--- Stated problem ---
Lay out every line of the items below as a Markdown table with two columns, Row and Line. Number the rows, and omit blank lines and the pictures.

--- Items ---
+ + + + +

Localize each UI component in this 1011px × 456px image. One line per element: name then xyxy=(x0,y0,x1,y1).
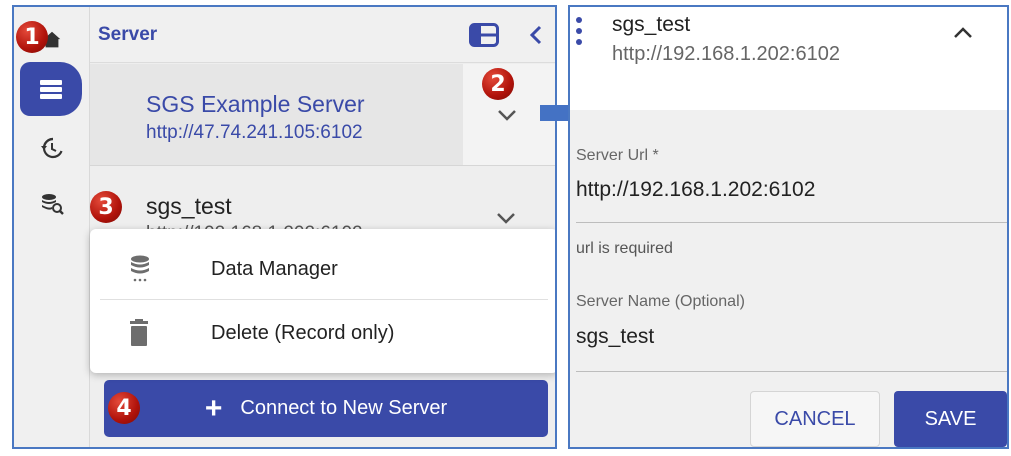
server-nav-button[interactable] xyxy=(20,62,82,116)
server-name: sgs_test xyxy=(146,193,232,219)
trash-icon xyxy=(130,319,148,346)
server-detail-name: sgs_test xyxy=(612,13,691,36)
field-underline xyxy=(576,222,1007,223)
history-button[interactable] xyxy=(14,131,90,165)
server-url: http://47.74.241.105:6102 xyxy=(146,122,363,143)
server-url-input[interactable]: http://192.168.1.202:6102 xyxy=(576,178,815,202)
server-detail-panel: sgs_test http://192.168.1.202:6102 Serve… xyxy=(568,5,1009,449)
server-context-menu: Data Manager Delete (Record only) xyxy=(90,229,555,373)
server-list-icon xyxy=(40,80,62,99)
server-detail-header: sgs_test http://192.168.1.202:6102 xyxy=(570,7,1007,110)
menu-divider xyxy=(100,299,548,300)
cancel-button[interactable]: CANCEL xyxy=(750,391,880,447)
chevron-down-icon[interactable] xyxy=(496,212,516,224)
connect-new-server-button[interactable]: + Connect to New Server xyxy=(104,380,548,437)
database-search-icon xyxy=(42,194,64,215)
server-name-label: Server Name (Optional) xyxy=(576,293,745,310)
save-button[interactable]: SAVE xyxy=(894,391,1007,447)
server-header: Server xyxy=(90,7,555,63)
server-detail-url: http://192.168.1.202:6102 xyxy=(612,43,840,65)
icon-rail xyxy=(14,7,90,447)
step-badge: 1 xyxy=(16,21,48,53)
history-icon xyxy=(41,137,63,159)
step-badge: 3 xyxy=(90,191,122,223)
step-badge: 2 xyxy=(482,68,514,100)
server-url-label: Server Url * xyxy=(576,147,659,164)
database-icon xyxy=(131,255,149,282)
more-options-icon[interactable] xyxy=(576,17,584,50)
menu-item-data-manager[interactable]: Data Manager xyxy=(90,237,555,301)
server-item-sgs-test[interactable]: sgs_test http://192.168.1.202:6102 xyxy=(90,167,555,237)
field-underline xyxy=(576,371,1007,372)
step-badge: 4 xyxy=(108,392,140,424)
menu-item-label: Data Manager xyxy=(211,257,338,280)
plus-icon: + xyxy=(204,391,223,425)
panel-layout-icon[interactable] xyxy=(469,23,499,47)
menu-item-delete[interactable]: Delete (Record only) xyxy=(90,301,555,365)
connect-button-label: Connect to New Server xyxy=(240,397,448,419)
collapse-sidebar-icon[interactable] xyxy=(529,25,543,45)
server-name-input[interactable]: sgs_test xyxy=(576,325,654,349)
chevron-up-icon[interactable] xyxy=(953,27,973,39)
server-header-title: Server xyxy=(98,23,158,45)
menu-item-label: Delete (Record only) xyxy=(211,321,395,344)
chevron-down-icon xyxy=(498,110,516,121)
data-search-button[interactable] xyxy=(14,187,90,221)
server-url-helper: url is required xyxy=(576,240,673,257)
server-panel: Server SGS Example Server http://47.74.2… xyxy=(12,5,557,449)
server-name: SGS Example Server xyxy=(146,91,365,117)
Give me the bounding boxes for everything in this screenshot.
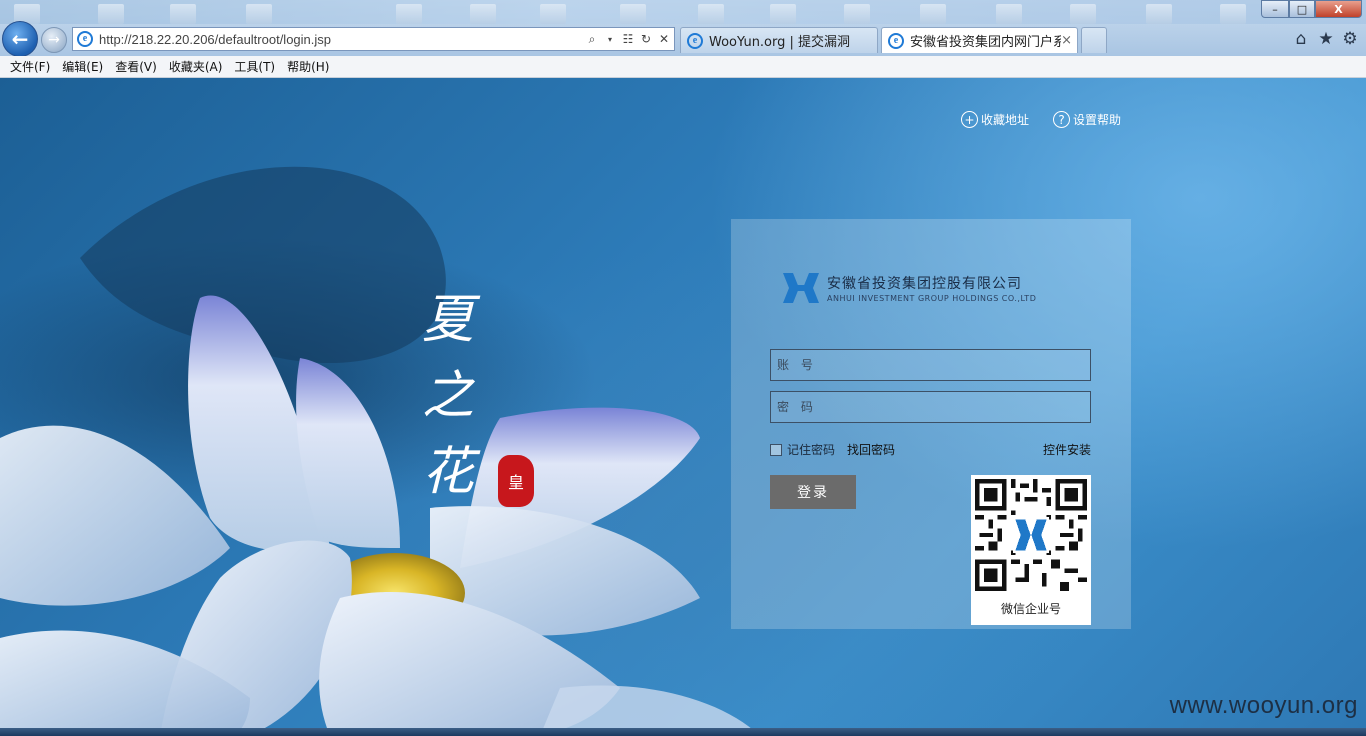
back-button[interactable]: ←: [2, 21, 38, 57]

+ + + + +

--- Response ---
| Row | Line |
|---|---|
| 1 | Localize each UI component in this 1011px × 456px image. One line per element: name then xyxy=(x0,y0,x1,y1). |
| 2 | server-nav-button[interactable] xyxy=(20,62,82,116) |
| 3 | server-name: sgs_test xyxy=(146,193,232,219) |
| 4 | trash-icon xyxy=(130,319,148,346) |
| 5 | server-detail-name: sgs_test xyxy=(612,13,691,36) |
| 6 | field-underline xyxy=(576,222,1007,223) |
| 7 | history-button[interactable] xyxy=(14,131,90,165) |
| 8 | server-url: http://47.74.241.105:6102 xyxy=(146,122,363,143) |
| 9 | server-url-input[interactable]: http://192.168.1.202:6102 xyxy=(576,178,815,202) |
| 10 | server-detail-panel: sgs_test http://192.168.1.202:6102 Serve… xyxy=(568,5,1009,449) |
| 11 | server-context-menu: Data Manager Delete (Record only) xyxy=(90,229,555,373) |
| 12 | server-list-icon xyxy=(40,80,62,99) |
| 13 | server-detail-header: sgs_test http://192.168.1.202:6102 xyxy=(570,7,1007,110) |
| 14 | menu-divider xyxy=(100,299,548,300) |
| 15 | cancel-button[interactable]: CANCEL xyxy=(750,391,880,447) |
| 16 | chevron-down-icon[interactable] xyxy=(496,212,516,224) |
| 17 | connect-new-server-button[interactable]: + Connect to New Server xyxy=(104,380,548,437) |
| 18 | database-search-icon xyxy=(42,194,64,215) |
| 19 | server-name-label: Server Name (Optional) xyxy=(576,293,745,310) |
| 20 | save-button[interactable]: SAVE xyxy=(894,391,1007,447) |
| 21 | server-header: Server xyxy=(90,7,555,63) |
| 22 | server-detail-url: http://192.168.1.202:6102 xyxy=(612,43,840,65) |
| 23 | icon-rail xyxy=(14,7,90,447) |
| 24 | step-badge: 1 xyxy=(16,21,48,53) |
| 25 | history-icon xyxy=(41,137,63,159) |
| 26 | step-badge: 3 xyxy=(90,191,122,223) |
| 27 | step-badge: 2 xyxy=(482,68,514,100) |
| 28 | server-url-label: Server Url * xyxy=(576,147,659,164) |
| 29 | database-icon xyxy=(131,255,149,282) |
| 30 | more-options-icon[interactable] xyxy=(576,17,584,50) |
| 31 | menu-item-data-manager[interactable]: Data Manager xyxy=(90,237,555,301) |
| 32 | server-item-sgs-test[interactable]: sgs_test http://192.168.1.202:6102 xyxy=(90,167,555,237) |
| 33 | field-underline xyxy=(576,371,1007,372) |
| 34 | step-badge: 4 xyxy=(108,392,140,424) |
| 35 | menu-item-label: Data Manager xyxy=(211,257,338,280) |
| 36 | plus-icon: + xyxy=(204,391,223,425) |
| 37 | panel-layout-icon[interactable] xyxy=(469,23,499,47) |
| 38 | menu-item-delete[interactable]: Delete (Record only) xyxy=(90,301,555,365) |
| 39 | connect-button-label: Connect to New Server xyxy=(240,397,448,419) |
| 40 | collapse-sidebar-icon[interactable] xyxy=(529,25,543,45) |
| 41 | server-name-input[interactable]: sgs_test xyxy=(576,325,654,349) |
| 42 | chevron-up-icon[interactable] xyxy=(953,27,973,39) |
| 43 | server-header-title: Server xyxy=(98,23,158,45) |
| 44 | menu-item-label: Delete (Record only) xyxy=(211,321,395,344) |
| 45 | chevron-down-icon xyxy=(498,110,516,121) |
| 46 | data-search-button[interactable] xyxy=(14,187,90,221) |
| 47 | server-url-helper: url is required xyxy=(576,240,673,257) |
| 48 | server-panel: Server SGS Example Server http://47.74.2… xyxy=(12,5,557,449) |
| 49 | server-name: SGS Example Server xyxy=(146,91,365,117) |
| 50 | Give me the bounding boxes for everything in this screenshot. |
| 51 | back-button[interactable]: ←: [2, 21, 38, 57] |